> _演習課題_: 金融派生商品の評価の実装を扱う書籍の紹介文を、最後の文の後から書き継いでください。

> _ページ抜粋_:
L. Clewlow&C. Strickland 著,
あさひ銀行金融基礎研究所
葛山康典 他訳

A5判/416頁
本体価格6,900円

ISBN4-87315-107-4


(本書について)
 本書は,金融派生商品の評価をどのように実装(ソフトウエア化)するかについての解説書である。
 金融派生商品の価格評価理論は,経済学の一領域として発展してきた色彩が強い。しかしながら,理論モデルを実務に応用するには,工学的な「くふう」が不可欠である。例えば,複雑なペイオフを持つオプションの価格式が陽に求められていても,その評価式に含まれる数値積分が実務的な環境で実行可能でなければ,この価格公式は実務に用いることはできない。数値積分を実務的な環境で実行する(つまり,トレーダーの手元にあるパソコンやワークステーションで,瞬時に計算する)ためには,別の技術が必要となる。あるいは,金融資産の最適ポートフォリオの定式化がなされたとしても,最適化が可能であるかは別の問題である。金融派生商品の評価を行う分野が,Financial Engineering(金融工学)と称された理由のひとつは,このような事実を反映したものであるといえる。ますます複雑化する金融商品の設計を行うためには,計算機科学の分野の成果である,データ構造・アルゴリズム等の研究成果を積極的導入する必要がある。
 数学的な厳密性は別にして,金利モデルに関する初等的な知識を有し,この知識をソフトウエア化して,業務に生かしたいと考えている人々は金融業界の広範な領域にいると考えられる。本書は,このような知識を有し,実用化のニーズを持った金融派生商品のトレーダーやソフトウエアエンジニアにとって格好のテキストである。一方で,大学の高学年あるいは,大学院の修士課程でこの分野を学ぼうとする初学者にとっても,有用な情報源となることであろう。
 想定される読者は,金融派生商品の評価についての基本的な知識を有するものの,理論的な精密さよりも,実用化に関心をもつ者,教育機関の初学者等である。あるいは,トレーダーの研修用テキストとして利用可能という意味で,「ファイナンシャルエンジニアリング」(J. Hull, Options, Futures and other derivatives)と同様に,原書や原論文を直接理解するレベルの前段階の教科書的な位置づけにあると考えられる。


(本書の特長)
- 金融派生商品の代表的な評価モデルが網羅され,そのソフトウエア化に必要な疑似コードが掲載されており,ソフトウエア化のための,より具体的な手段が提供されている。
- 金融派生商品の評価モデルと,アルゴリズムを見通し良く理解することができ,また,ソフトウエア化を意識していない読者に対して,豊富な数値例がモデルの理解を助ける。

> _提供データ_:

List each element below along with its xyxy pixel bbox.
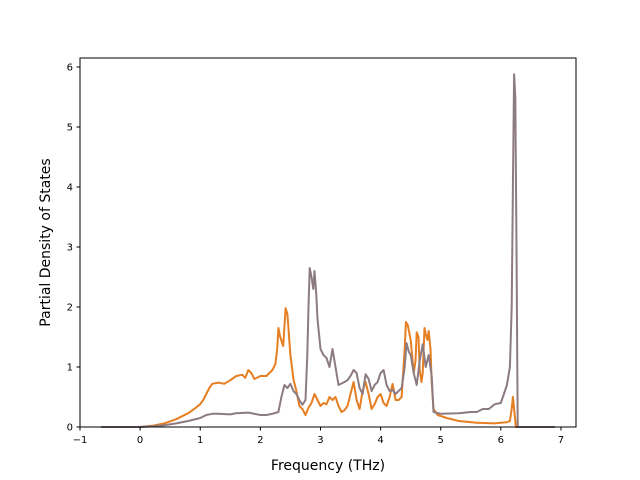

> _課題への回答_:
(本書の構成)
 本書の構成は二部に分かれており,第I部は「一般的な Black-Scholes 型モデルの実装」,第II部が「金利モデルの実装」である。
 第I部は,株式のように原資産がBlack-Schloes 型の確率過程に従う場合を想定し,評価のためのアルゴリズムをしめしている。具体的には,まず,リスク中立確率など,デリバテブの評価に不可欠な概念を俯瞰し,Black-Scholes 公式を導出し,?2項モデルあるいは3項モデルのもとでの価格評価,?有限差分法による価格評価,?モンテカロシミュレーションと疑似モンテカルロシミュレーションの代表的な評価方法を概説した後,その応用として,インプライド・ツリーや,エキゾチック・オプションの評価に関するアルゴリズムを示している。
 第II部では,初めに金利デリバティブの評価方法の基礎概念が解説され,代表的な金利モデルを比較分類されている。第?部では第?部で説明した手法を金利デリバティブの評価に応用する方法が解説されている。


(本書の内容)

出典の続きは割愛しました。